** Exercise instructions **
Pull every line of the entries that has the word "label".

** Provided data **

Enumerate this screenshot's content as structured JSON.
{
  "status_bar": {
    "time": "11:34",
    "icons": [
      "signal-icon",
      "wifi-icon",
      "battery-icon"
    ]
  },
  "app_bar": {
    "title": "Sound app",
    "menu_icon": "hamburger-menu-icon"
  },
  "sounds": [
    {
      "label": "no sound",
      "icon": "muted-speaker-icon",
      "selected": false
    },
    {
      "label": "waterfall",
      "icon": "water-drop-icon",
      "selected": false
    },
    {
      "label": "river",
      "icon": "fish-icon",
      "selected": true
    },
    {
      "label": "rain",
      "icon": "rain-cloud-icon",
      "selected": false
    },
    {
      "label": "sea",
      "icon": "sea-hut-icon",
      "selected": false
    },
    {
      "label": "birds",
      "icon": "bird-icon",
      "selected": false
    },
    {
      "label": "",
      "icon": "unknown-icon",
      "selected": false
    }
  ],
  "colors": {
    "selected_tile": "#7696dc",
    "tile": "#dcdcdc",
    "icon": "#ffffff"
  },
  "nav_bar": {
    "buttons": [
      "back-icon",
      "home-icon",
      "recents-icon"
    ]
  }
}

** Exercise answer **
      "label": "no sound",
      "label": "waterfall",
      "label": "river",
      "label": "rain",
      "label": "sea",
      "label": "birds",
      "label": "",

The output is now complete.